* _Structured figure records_
* START *
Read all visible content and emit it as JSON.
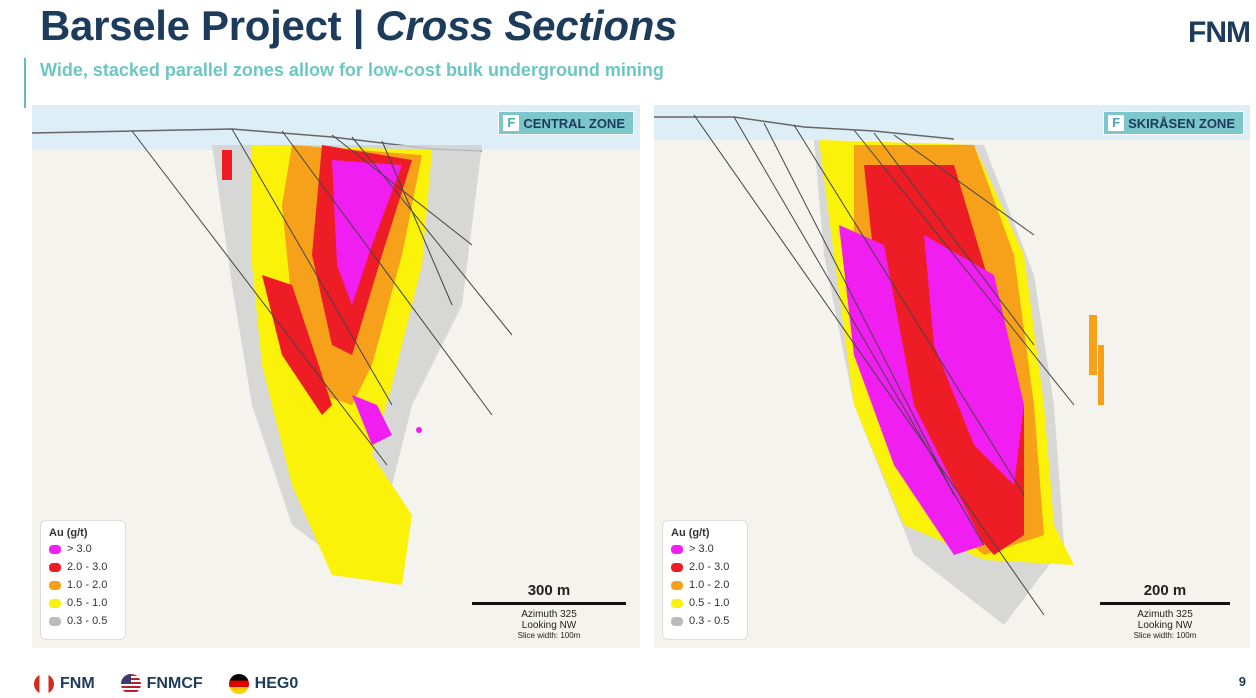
{
  "header": {
    "title_main": "Barsele Project | ",
    "title_italic": "Cross Sections",
    "subtitle": "Wide, stacked parallel zones allow for low-cost bulk underground mining",
    "logo": "FNM"
  },
  "panels": [
    {
      "zone_label": "CENTRAL ZONE",
      "scale_label": "300 m",
      "azimuth": "Azimuth 325",
      "looking": "Looking NW",
      "slice": "Slice width: 100m"
    },
    {
      "zone_label": "SKIRÅSEN ZONE",
      "scale_label": "200 m",
      "azimuth": "Azimuth 325",
      "looking": "Looking NW",
      "slice": "Slice width: 100m"
    }
  ],
  "legend": {
    "title": "Au (g/t)",
    "items": [
      {
        "label": "> 3.0",
        "color": "#f01ef0"
      },
      {
        "label": "2.0 - 3.0",
        "color": "#ee1c24"
      },
      {
        "label": "1.0 - 2.0",
        "color": "#f7a11a"
      },
      {
        "label": "0.5 - 1.0",
        "color": "#fbf20a"
      },
      {
        "label": "0.3 - 0.5",
        "color": "#bbbbbb"
      }
    ]
  },
  "footer": {
    "tickers": [
      "FNM",
      "FNMCF",
      "HEG0"
    ],
    "page_number": "9"
  },
  "colors": {
    "navy": "#1d3b5a",
    "teal": "#6cc6c4",
    "magenta": "#f01ef0",
    "red": "#ee1c24",
    "orange": "#f7a11a",
    "yellow": "#fbf20a",
    "grey": "#bbbbbb"
  }
}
* END *
* _AIM_
Output every entry word for word, but omit the pictures.

* _SOLUTION TO THIS EXERCISE_
Read all visible content and emit it as JSON.
{
  "header": {
    "title_main": "Barsele Project | ",
    "title_italic": "Cross Sections",
    "subtitle": "Wide, stacked parallel zones allow for low-cost bulk underground mining",
    "logo": "FNM"
  },
  "panels": [
    {
      "zone_label": "CENTRAL ZONE",
      "scale_label": "300 m",
      "azimuth": "Azimuth 325",
      "looking": "Looking NW",
      "slice": "Slice width: 100m"
    },
    {
      "zone_label": "SKIRÅSEN ZONE",
      "scale_label": "200 m",
      "azimuth": "Azimuth 325",
      "looking": "Looking NW",
      "slice": "Slice width: 100m"
    }
  ],
  "legend": {
    "title": "Au (g/t)",
    "items": [
      {
        "label": "> 3.0",
        "color": "#f01ef0"
      },
      {
        "label": "2.0 - 3.0",
        "color": "#ee1c24"
      },
      {
        "label": "1.0 - 2.0",
        "color": "#f7a11a"
      },
      {
        "label": "0.5 - 1.0",
        "color": "#fbf20a"
      },
      {
        "label": "0.3 - 0.5",
        "color": "#bbbbbb"
      }
    ]
  },
  "footer": {
    "tickers": [
      "FNM",
      "FNMCF",
      "HEG0"
    ],
    "page_number": "9"
  },
  "colors": {
    "navy": "#1d3b5a",
    "teal": "#6cc6c4",
    "magenta": "#f01ef0",
    "red": "#ee1c24",
    "orange": "#f7a11a",
    "yellow": "#fbf20a",
    "grey": "#bbbbbb"
  }
}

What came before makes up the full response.